## Problem requirements:
Each line below must be set down exactly; omit any image you find.

(Data records)
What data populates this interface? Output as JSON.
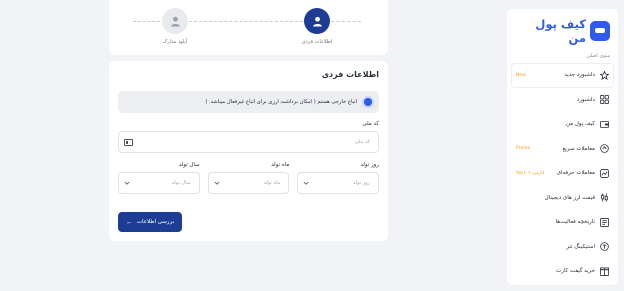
{
  "sidebar": {
    "brand": "کیف پول من",
    "section_label": "منوی اصلی",
    "items": [
      {
        "label": "داشبورد جدید",
        "badge": "New",
        "icon": "new-dashboard-icon"
      },
      {
        "label": "داشبورد",
        "badge": "",
        "icon": "dashboard-grid-icon"
      },
      {
        "label": "کیف پول من",
        "badge": "",
        "icon": "wallet-icon"
      },
      {
        "label": "معاملات سریع",
        "badge": "Promo",
        "icon": "quick-trade-icon"
      },
      {
        "label": "معاملات حرفه‌ای",
        "badge": "کارمزد ۲ تا ۵%",
        "icon": "pro-trade-icon"
      },
      {
        "label": "قیمت ارز های دیجیتال",
        "badge": "",
        "icon": "price-chart-icon"
      },
      {
        "label": "تاریخچه فعالیت‌ها",
        "badge": "",
        "icon": "history-icon"
      },
      {
        "label": "استیکینگ تتر",
        "badge": "",
        "icon": "staking-icon"
      },
      {
        "label": "خرید گیفت کارت",
        "badge": "",
        "icon": "gift-card-icon"
      }
    ]
  },
  "stepper": {
    "steps": [
      {
        "label": "اطلاعات فردی",
        "state": "active"
      },
      {
        "label": "آپلود مدارک",
        "state": "inactive"
      }
    ]
  },
  "form": {
    "title": "اطلاعات فردی",
    "foreign_national_text": "اتباع خارجی هستم ( امکان برداشت ارزی برای اتباع غیرفعال میباشد. )",
    "national_id_label": "کد ملی",
    "national_id_placeholder": "کد ملی",
    "birth_day_label": "روز تولد",
    "birth_day_placeholder": "روز تولد",
    "birth_month_label": "ماه تولد",
    "birth_month_placeholder": "ماه تولد",
    "birth_year_label": "سال تولد",
    "birth_year_placeholder": "سال تولد",
    "submit_label": "بررسی اطلاعات",
    "submit_arrow": "←"
  },
  "colors": {
    "primary": "#1d3d94",
    "brand": "#2f5bea",
    "badge": "#f39c12",
    "background": "#f2f3f6"
  }
}
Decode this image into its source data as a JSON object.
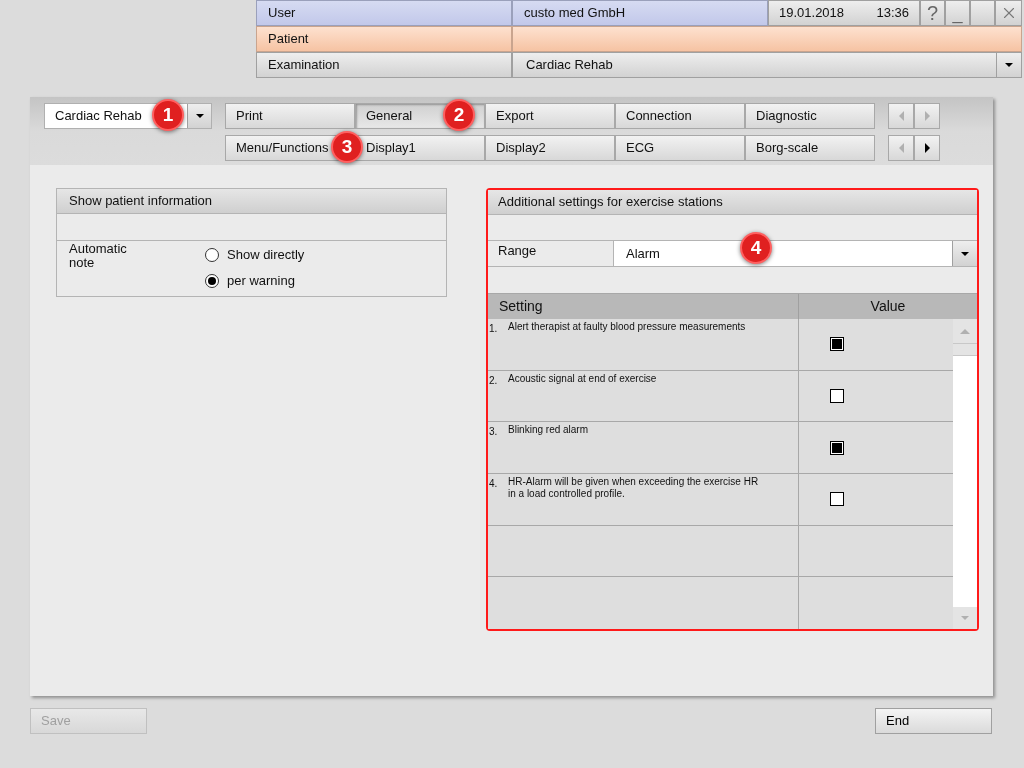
{
  "header": {
    "user": {
      "label": "User",
      "value": "custo med GmbH"
    },
    "date": "19.01.2018",
    "time": "13:36",
    "help": "?",
    "minimize": "_",
    "patient": {
      "label": "Patient"
    },
    "examination": {
      "label": "Examination",
      "value": "Cardiac Rehab"
    }
  },
  "profile_select": {
    "value": "Cardiac Rehab"
  },
  "tab_rows": [
    {
      "tabs": [
        {
          "label": "Print",
          "selected": false
        },
        {
          "label": "General",
          "selected": true
        },
        {
          "label": "Export",
          "selected": false
        },
        {
          "label": "Connection",
          "selected": false
        },
        {
          "label": "Diagnostic",
          "selected": false
        }
      ],
      "prev_disabled": true,
      "next_disabled": true
    },
    {
      "tabs": [
        {
          "label": "Menu/Functions",
          "selected": false
        },
        {
          "label": "Display1",
          "selected": false
        },
        {
          "label": "Display2",
          "selected": false
        },
        {
          "label": "ECG",
          "selected": false
        },
        {
          "label": "Borg-scale",
          "selected": false
        }
      ],
      "prev_disabled": true,
      "next_disabled": false
    }
  ],
  "patient_info": {
    "title": "Show patient information",
    "label": "Automatic note",
    "options": [
      {
        "label": "Show directly",
        "selected": false
      },
      {
        "label": "per warning",
        "selected": true
      }
    ]
  },
  "exercise_settings": {
    "title": "Additional settings for exercise stations",
    "range_label": "Range",
    "range_value": "Alarm",
    "columns": [
      "Setting",
      "Value"
    ],
    "rows": [
      {
        "number": "1.",
        "text": "Alert therapist at faulty blood pressure measurements",
        "checked": true
      },
      {
        "number": "2.",
        "text": "Acoustic signal at end of exercise",
        "checked": false
      },
      {
        "number": "3.",
        "text": "Blinking red alarm",
        "checked": true
      },
      {
        "number": "4.",
        "text": "HR-Alarm will be given  when exceeding the exercise HR in a load controlled profile.",
        "checked": false
      }
    ]
  },
  "callouts": [
    "1",
    "2",
    "3",
    "4"
  ],
  "buttons": {
    "save": {
      "label": "Save",
      "disabled": true
    },
    "end": {
      "label": "End",
      "disabled": false
    }
  }
}
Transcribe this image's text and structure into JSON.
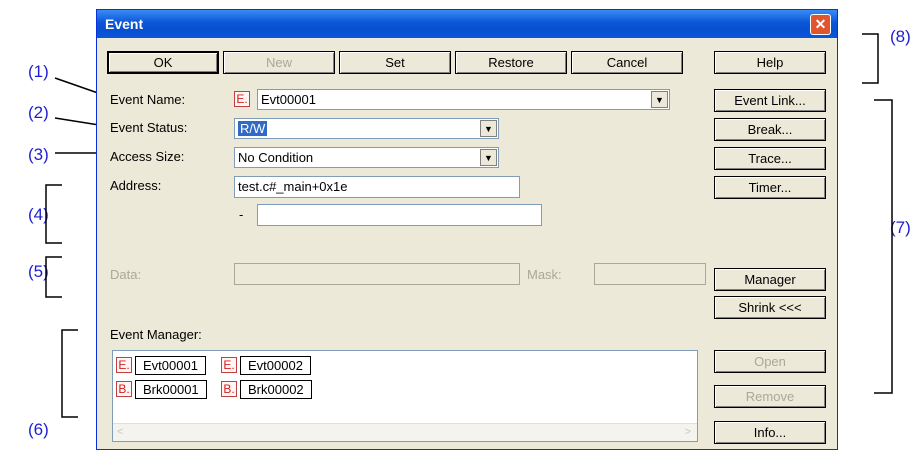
{
  "window": {
    "title": "Event"
  },
  "toolbar": {
    "ok": "OK",
    "new": "New",
    "set": "Set",
    "restore": "Restore",
    "cancel": "Cancel",
    "help": "Help"
  },
  "form": {
    "event_name_label": "Event Name:",
    "event_name_badge": "E.",
    "event_name_value": "Evt00001",
    "event_status_label": "Event Status:",
    "event_status_value": "R/W",
    "access_size_label": "Access Size:",
    "access_size_value": "No Condition",
    "address_label": "Address:",
    "address_value": "test.c#_main+0x1e",
    "range_dash": "-",
    "range_value": "",
    "data_label": "Data:",
    "mask_label": "Mask:"
  },
  "side_buttons": {
    "event_link": "Event Link...",
    "break": "Break...",
    "trace": "Trace...",
    "timer": "Timer...",
    "manager": "Manager",
    "shrink": "Shrink <<<",
    "open": "Open",
    "remove": "Remove",
    "info": "Info..."
  },
  "event_manager": {
    "label": "Event Manager:",
    "items": [
      {
        "badge": "E.",
        "name": "Evt00001"
      },
      {
        "badge": "E.",
        "name": "Evt00002"
      },
      {
        "badge": "B.",
        "name": "Brk00001"
      },
      {
        "badge": "B.",
        "name": "Brk00002"
      }
    ]
  },
  "callouts": {
    "c1": "(1)",
    "c2": "(2)",
    "c3": "(3)",
    "c4": "(4)",
    "c5": "(5)",
    "c6": "(6)",
    "c7": "(7)",
    "c8": "(8)"
  },
  "colors": {
    "callout": "#1f1fcf",
    "title_bar": "#0a56d8",
    "window_bg": "#ece9d8",
    "badge": "#d02020"
  }
}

## Output below:
What data populates this interface? Output as JSON.
{
  "sidebar": {
    "brand": "کیف پول من",
    "section_label": "منوی اصلی",
    "items": [
      {
        "label": "داشبورد جدید",
        "badge": "New",
        "icon": "new-dashboard-icon"
      },
      {
        "label": "داشبورد",
        "badge": "",
        "icon": "dashboard-grid-icon"
      },
      {
        "label": "کیف پول من",
        "badge": "",
        "icon": "wallet-icon"
      },
      {
        "label": "معاملات سریع",
        "badge": "Promo",
        "icon": "quick-trade-icon"
      },
      {
        "label": "معاملات حرفه‌ای",
        "badge": "کارمزد ۲ تا ۵%",
        "icon": "pro-trade-icon"
      },
      {
        "label": "قیمت ارز های دیجیتال",
        "badge": "",
        "icon": "price-chart-icon"
      },
      {
        "label": "تاریخچه فعالیت‌ها",
        "badge": "",
        "icon": "history-icon"
      },
      {
        "label": "استیکینگ تتر",
        "badge": "",
        "icon": "staking-icon"
      },
      {
        "label": "خرید گیفت کارت",
        "badge": "",
        "icon": "gift-card-icon"
      }
    ]
  },
  "stepper": {
    "steps": [
      {
        "label": "اطلاعات فردی",
        "state": "active"
      },
      {
        "label": "آپلود مدارک",
        "state": "inactive"
      }
    ]
  },
  "form": {
    "title": "اطلاعات فردی",
    "foreign_national_text": "اتباع خارجی هستم ( امکان برداشت ارزی برای اتباع غیرفعال میباشد. )",
    "national_id_label": "کد ملی",
    "national_id_placeholder": "کد ملی",
    "birth_day_label": "روز تولد",
    "birth_day_placeholder": "روز تولد",
    "birth_month_label": "ماه تولد",
    "birth_month_placeholder": "ماه تولد",
    "birth_year_label": "سال تولد",
    "birth_year_placeholder": "سال تولد",
    "submit_label": "بررسی اطلاعات",
    "submit_arrow": "←"
  },
  "colors": {
    "primary": "#1d3d94",
    "brand": "#2f5bea",
    "badge": "#f39c12",
    "background": "#f2f3f6"
  }
}
Decode this image into its source data as a JSON object.
{
  "header": {
    "user": {
      "label": "User",
      "value": "custo med GmbH"
    },
    "date": "19.01.2018",
    "time": "13:36",
    "help": "?",
    "minimize": "_",
    "patient": {
      "label": "Patient"
    },
    "examination": {
      "label": "Examination",
      "value": "Cardiac Rehab"
    }
  },
  "profile_select": {
    "value": "Cardiac Rehab"
  },
  "tab_rows": [
    {
      "tabs": [
        {
          "label": "Print",
          "selected": false
        },
        {
          "label": "General",
          "selected": true
        },
        {
          "label": "Export",
          "selected": false
        },
        {
          "label": "Connection",
          "selected": false
        },
        {
          "label": "Diagnostic",
          "selected": false
        }
      ],
      "prev_disabled": true,
      "next_disabled": true
    },
    {
      "tabs": [
        {
          "label": "Menu/Functions",
          "selected": false
        },
        {
          "label": "Display1",
          "selected": false
        },
        {
          "label": "Display2",
          "selected": false
        },
        {
          "label": "ECG",
          "selected": false
        },
        {
          "label": "Borg-scale",
          "selected": false
        }
      ],
      "prev_disabled": true,
      "next_disabled": false
    }
  ],
  "patient_info": {
    "title": "Show patient information",
    "label": "Automatic note",
    "options": [
      {
        "label": "Show directly",
        "selected": false
      },
      {
        "label": "per warning",
        "selected": true
      }
    ]
  },
  "exercise_settings": {
    "title": "Additional settings for exercise stations",
    "range_label": "Range",
    "range_value": "Alarm",
    "columns": [
      "Setting",
      "Value"
    ],
    "rows": [
      {
        "number": "1.",
        "text": "Alert therapist at faulty blood pressure measurements",
        "checked": true
      },
      {
        "number": "2.",
        "text": "Acoustic signal at end of exercise",
        "checked": false
      },
      {
        "number": "3.",
        "text": "Blinking red alarm",
        "checked": true
      },
      {
        "number": "4.",
        "text": "HR-Alarm will be given  when exceeding the exercise HR in a load controlled profile.",
        "checked": false
      }
    ]
  },
  "callouts": [
    "1",
    "2",
    "3",
    "4"
  ],
  "buttons": {
    "save": {
      "label": "Save",
      "disabled": true
    },
    "end": {
      "label": "End",
      "disabled": false
    }
  }
}
Transcribe this image's text and structure into JSON.
{
  "window": {
    "title": "Event"
  },
  "toolbar": {
    "ok": "OK",
    "new": "New",
    "set": "Set",
    "restore": "Restore",
    "cancel": "Cancel",
    "help": "Help"
  },
  "form": {
    "event_name_label": "Event Name:",
    "event_name_badge": "E.",
    "event_name_value": "Evt00001",
    "event_status_label": "Event Status:",
    "event_status_value": "R/W",
    "access_size_label": "Access Size:",
    "access_size_value": "No Condition",
    "address_label": "Address:",
    "address_value": "test.c#_main+0x1e",
    "range_dash": "-",
    "range_value": "",
    "data_label": "Data:",
    "mask_label": "Mask:"
  },
  "side_buttons": {
    "event_link": "Event Link...",
    "break": "Break...",
    "trace": "Trace...",
    "timer": "Timer...",
    "manager": "Manager",
    "shrink": "Shrink <<<",
    "open": "Open",
    "remove": "Remove",
    "info": "Info..."
  },
  "event_manager": {
    "label": "Event Manager:",
    "items": [
      {
        "badge": "E.",
        "name": "Evt00001"
      },
      {
        "badge": "E.",
        "name": "Evt00002"
      },
      {
        "badge": "B.",
        "name": "Brk00001"
      },
      {
        "badge": "B.",
        "name": "Brk00002"
      }
    ]
  },
  "callouts": {
    "c1": "(1)",
    "c2": "(2)",
    "c3": "(3)",
    "c4": "(4)",
    "c5": "(5)",
    "c6": "(6)",
    "c7": "(7)",
    "c8": "(8)"
  },
  "colors": {
    "callout": "#1f1fcf",
    "title_bar": "#0a56d8",
    "window_bg": "#ece9d8",
    "badge": "#d02020"
  }
}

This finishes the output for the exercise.